┌──

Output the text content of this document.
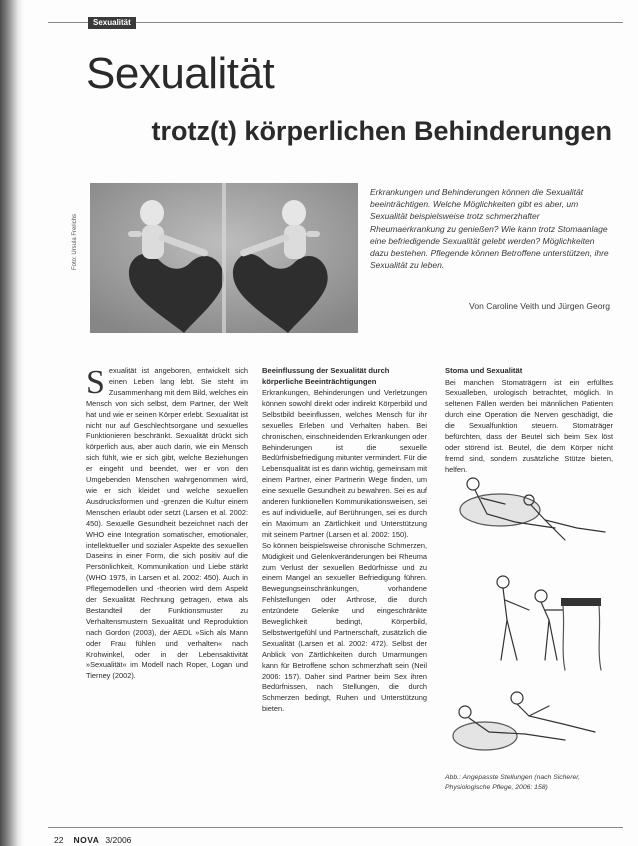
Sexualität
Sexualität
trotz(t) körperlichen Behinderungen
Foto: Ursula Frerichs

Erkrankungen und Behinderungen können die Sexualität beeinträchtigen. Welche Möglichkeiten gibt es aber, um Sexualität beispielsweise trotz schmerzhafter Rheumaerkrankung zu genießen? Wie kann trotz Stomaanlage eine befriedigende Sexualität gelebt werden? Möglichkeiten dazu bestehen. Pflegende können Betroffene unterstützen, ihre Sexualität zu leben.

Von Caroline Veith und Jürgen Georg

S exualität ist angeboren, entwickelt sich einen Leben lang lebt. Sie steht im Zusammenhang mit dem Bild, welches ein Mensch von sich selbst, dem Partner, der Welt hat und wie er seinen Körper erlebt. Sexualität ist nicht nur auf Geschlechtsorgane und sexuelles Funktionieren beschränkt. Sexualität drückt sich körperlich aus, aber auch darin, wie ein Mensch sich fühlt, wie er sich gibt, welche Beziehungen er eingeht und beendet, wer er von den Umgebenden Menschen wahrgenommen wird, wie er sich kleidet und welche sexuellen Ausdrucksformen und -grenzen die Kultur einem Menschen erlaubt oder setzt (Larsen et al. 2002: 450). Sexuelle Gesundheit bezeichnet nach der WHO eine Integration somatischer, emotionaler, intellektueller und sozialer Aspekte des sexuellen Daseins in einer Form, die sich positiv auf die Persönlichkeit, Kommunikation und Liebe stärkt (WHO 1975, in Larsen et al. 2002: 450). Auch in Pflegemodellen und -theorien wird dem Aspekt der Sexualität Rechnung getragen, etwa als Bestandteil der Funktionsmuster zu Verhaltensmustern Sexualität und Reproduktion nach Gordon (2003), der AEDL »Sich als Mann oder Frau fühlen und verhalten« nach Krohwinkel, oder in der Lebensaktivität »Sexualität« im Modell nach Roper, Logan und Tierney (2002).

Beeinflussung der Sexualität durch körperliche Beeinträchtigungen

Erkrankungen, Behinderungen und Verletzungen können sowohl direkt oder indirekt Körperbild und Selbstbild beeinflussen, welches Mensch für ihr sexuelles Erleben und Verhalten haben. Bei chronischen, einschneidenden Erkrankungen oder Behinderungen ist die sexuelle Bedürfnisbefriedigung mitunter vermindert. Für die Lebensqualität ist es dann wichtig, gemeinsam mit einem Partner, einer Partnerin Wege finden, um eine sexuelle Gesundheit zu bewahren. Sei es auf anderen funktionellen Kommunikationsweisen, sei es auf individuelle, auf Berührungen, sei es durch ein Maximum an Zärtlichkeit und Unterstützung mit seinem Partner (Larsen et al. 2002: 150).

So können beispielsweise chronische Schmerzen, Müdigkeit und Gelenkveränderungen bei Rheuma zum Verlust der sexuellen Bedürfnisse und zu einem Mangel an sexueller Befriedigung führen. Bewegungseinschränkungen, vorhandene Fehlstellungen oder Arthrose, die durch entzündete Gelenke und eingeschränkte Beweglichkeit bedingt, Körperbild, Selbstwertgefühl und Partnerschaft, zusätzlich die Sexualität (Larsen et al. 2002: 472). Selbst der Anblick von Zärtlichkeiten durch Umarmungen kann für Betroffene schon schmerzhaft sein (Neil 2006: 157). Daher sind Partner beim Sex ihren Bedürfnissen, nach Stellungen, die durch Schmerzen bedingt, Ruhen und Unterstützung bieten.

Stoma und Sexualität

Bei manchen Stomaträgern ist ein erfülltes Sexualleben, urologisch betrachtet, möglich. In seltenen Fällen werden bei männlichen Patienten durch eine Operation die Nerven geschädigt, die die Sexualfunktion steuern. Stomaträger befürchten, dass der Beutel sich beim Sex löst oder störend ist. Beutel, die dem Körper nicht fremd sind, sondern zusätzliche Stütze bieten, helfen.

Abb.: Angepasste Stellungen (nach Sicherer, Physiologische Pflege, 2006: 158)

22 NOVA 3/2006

└──

## [WHAT THE TASK ASKS]
Look for the word "nicht" in the data, then return every line that contains it.

## [RESULT FOR THIS TASK]
S exualität ist angeboren, entwickelt sich einen Leben lang lebt. Sie steht im Zusammenhang mit dem Bild, welches ein Mensch von sich selbst, dem Partner, der Welt hat und wie er seinen Körper erlebt. Sexualität ist nicht nur auf Geschlechtsorgane und sexuelles Funktionieren beschränkt. Sexualität drückt sich körperlich aus, aber auch darin, wie ein Mensch sich fühlt, wie er sich gibt, welche Beziehungen er eingeht und beendet, wer er von den Umgebenden Menschen wahrgenommen wird, wie er sich kleidet und welche sexuellen Ausdrucksformen und -grenzen die Kultur einem Menschen erlaubt oder setzt (Larsen et al. 2002: 450). Sexuelle Gesundheit bezeichnet nach der WHO eine Integration somatischer, emotionaler, intellektueller und sozialer Aspekte des sexuellen Daseins in einer Form, die sich positiv auf die Persönlichkeit, Kommunikation und Liebe stärkt (WHO 1975, in Larsen et al. 2002: 450). Auch in Pflegemodellen und -theorien wird dem Aspekt der Sexualität Rechnung getragen, etwa als Bestandteil der Funktionsmuster zu Verhaltensmustern Sexualität und Reproduktion nach Gordon (2003), der AEDL »Sich als Mann oder Frau fühlen und verhalten« nach Krohwinkel, oder in der Lebensaktivität »Sexualität« im Modell nach Roper, Logan und Tierney (2002).
Bei manchen Stomaträgern ist ein erfülltes Sexualleben, urologisch betrachtet, möglich. In seltenen Fällen werden bei männlichen Patienten durch eine Operation die Nerven geschädigt, die die Sexualfunktion steuern. Stomaträger befürchten, dass der Beutel sich beim Sex löst oder störend ist. Beutel, die dem Körper nicht fremd sind, sondern zusätzliche Stütze bieten, helfen.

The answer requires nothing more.